Aufgabenstellung:
Führe den unten stehenden Text über das Werden und das Sein ab seinem letzten Satz weiter.

Angezeigter Text:
***

Die alte Philosophie hat das Dürfen als ein Sollen formuliert, als Auftrag und Imperativ: „Werde, der du bist“ und „Erkenne dich selbst“.19 Jeder soll der werden, der er schon ist, er soll sich selbst erkennen. Eine eigenartige Formulierung: Jemand ist schon da und soll noch werden, sich entfalten. Dieses Werden der Entfaltung ist eine Bewegung aus der Wirklichkeit in die Möglichkeit und aus der Möglichkeit in die Wirklichkeit.20 Es gibt die Wirklichkeit des schon Verwirklichten und die Wirklichkeit des noch Möglichen. Das ist Werden.21 Dieses Werden geht zum Teil von selbst, es muss aber auch mitgestaltet werden.

Das Sein ist schön, gut und wahr. Das kann schon das Kind im Gegenüber zur Mutter und zum Vater „erkennen“. Durch das Lächeln der Eltern hindurch erkennt das Kind das gesamte Sein in seiner Einheit, Gutheit, Wahrheit und Schönheit: Im Lächeln der Mutter sieht das Kind die mütterliche Liebe und wird durch sie „ins Bewußtsein gerufen.“22 Im weiteren Verlauf dieser Begegnung eröffnet sich dem Kind laut Hans Urs von Balthasar „der Horizont des gesamten unendlichen Seins und zeigt ihm vier Dinge: 1. Daß es ‚eins‘ ist in der Liebe mit seiner Mutter, obwohl ihr gegenübergestellt, also daß alles Sein ‚eins‘ ist. 2. Daß diese Liebe ‚gut‘ ist: also alles Sein gut ist. 3. Daß diese Liebe ‚wahr‘ ist, also alles Sein ‚wahr‘ ist. 4. Daß diese Liebe ‚Freude‘ weckt, also alles Sein ‚schön‘ ist.“23 So wäre es ideal. Leider werden Kinder auch abgelehnt und haben es somit sehr schwer, zu erkennen, dass das Leben wahr, gut und schön ist.

***

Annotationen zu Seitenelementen
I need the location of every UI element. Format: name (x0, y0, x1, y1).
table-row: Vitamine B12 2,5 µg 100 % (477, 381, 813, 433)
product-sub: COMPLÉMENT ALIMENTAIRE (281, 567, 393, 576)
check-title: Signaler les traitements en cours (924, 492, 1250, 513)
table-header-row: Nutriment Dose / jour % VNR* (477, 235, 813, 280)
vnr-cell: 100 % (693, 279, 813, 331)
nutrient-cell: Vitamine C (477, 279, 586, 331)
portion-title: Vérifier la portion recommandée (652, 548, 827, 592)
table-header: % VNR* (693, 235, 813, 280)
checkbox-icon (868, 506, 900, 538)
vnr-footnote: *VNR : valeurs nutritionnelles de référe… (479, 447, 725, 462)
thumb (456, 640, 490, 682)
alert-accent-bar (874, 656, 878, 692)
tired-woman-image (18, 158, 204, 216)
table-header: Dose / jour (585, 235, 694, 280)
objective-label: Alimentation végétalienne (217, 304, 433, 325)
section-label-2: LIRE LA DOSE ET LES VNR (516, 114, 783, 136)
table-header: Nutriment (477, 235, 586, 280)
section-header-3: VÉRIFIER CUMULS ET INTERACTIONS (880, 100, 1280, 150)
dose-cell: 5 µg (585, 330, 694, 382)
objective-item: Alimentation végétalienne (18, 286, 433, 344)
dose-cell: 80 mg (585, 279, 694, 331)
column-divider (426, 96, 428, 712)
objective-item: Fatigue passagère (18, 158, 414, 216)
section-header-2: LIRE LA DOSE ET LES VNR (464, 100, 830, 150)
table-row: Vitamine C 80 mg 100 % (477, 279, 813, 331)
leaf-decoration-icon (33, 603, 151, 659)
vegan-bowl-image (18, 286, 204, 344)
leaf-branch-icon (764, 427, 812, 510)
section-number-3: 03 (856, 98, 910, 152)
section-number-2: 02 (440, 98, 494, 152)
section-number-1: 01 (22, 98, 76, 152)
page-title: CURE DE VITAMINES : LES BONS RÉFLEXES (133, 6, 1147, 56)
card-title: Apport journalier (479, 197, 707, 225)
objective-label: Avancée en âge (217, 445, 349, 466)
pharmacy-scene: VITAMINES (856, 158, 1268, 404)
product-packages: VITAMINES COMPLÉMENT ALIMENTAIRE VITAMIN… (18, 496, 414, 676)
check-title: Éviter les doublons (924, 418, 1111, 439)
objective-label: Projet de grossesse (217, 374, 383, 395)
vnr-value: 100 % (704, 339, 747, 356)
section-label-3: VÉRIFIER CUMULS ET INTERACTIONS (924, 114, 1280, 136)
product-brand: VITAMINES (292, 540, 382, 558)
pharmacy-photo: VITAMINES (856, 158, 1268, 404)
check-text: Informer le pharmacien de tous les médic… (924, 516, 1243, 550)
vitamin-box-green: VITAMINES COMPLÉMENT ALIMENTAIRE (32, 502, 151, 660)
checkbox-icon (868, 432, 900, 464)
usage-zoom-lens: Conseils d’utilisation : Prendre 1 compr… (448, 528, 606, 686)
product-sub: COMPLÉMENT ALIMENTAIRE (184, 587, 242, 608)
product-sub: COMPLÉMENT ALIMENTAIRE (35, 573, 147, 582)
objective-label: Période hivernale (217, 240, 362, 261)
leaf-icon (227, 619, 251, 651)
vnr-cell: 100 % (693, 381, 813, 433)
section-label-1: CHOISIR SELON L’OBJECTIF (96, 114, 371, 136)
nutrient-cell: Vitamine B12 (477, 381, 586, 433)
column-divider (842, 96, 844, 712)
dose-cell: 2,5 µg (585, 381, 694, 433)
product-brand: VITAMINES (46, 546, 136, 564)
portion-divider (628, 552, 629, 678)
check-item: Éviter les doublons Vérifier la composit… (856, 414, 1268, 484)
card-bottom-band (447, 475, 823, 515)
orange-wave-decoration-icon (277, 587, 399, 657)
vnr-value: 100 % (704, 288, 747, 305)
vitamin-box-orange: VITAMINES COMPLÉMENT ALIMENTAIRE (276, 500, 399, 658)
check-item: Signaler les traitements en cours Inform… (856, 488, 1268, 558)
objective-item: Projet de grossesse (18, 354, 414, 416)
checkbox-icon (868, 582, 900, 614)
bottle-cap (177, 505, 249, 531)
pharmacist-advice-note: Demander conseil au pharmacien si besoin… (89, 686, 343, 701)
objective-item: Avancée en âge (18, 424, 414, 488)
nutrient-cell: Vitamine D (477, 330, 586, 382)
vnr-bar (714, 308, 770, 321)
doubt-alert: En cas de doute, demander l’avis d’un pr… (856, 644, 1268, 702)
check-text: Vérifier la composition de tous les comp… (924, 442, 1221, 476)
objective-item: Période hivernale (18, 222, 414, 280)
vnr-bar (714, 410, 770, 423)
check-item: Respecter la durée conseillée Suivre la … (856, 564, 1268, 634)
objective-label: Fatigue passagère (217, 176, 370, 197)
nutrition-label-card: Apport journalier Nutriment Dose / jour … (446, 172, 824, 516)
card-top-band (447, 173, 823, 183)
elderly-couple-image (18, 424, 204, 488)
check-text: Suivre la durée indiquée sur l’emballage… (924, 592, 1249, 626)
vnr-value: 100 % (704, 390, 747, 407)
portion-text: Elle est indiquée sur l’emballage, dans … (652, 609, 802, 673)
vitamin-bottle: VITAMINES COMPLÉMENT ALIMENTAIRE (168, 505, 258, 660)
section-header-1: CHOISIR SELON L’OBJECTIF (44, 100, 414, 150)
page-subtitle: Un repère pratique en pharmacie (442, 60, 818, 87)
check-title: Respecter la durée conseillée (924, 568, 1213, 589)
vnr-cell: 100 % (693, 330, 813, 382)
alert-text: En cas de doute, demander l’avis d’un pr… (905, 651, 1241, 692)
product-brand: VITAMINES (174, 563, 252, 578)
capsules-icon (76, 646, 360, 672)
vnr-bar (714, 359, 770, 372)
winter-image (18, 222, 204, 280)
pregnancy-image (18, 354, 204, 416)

***

Lösung:
Es geht im Leben um die Entfaltung dessen, was schon angelegt ist. Ein Blatt entfaltet sich im Frühjahr. Am Baum entfalten sich die Blätter, im Herbst blüht er und bringt Frucht. Ein Mensch wird gezeugt und der Embryo entfaltet sich zum erwachsenen Menschen. Dabei geht es zunächst um die körperliche Entfaltung, dann um die seelische und geistige. Die körperliche Entfaltung geschieht weithin von selbst (bei entsprechender Nahrung), an der seelischen und geistigen kann und muss der Mensch mitwirken. Auch der Kosmos entfaltet sich und dehnt sich aus. Im Urknall ist das Ganze gleichsam eingefaltet und verdichtet, dann entfaltet es sich bis heute. Selbst im Göttlichen spricht das Christentum von der Drei-Faltigkeit Gottes. Diese „Faltigkeit“ ist aber keine Entfaltung im Sinne eines innerweltlichen Werdensprozesses, sondern das göttliche Sein ist schon immer entfaltet. Das Werden ist das Phänomen des Endlichen und Relativen. Dieses Werden hat eine Zielrichtung: Aus dem Samen wird der große Baum, aus der Zygote24 ein erwachsener Mensch.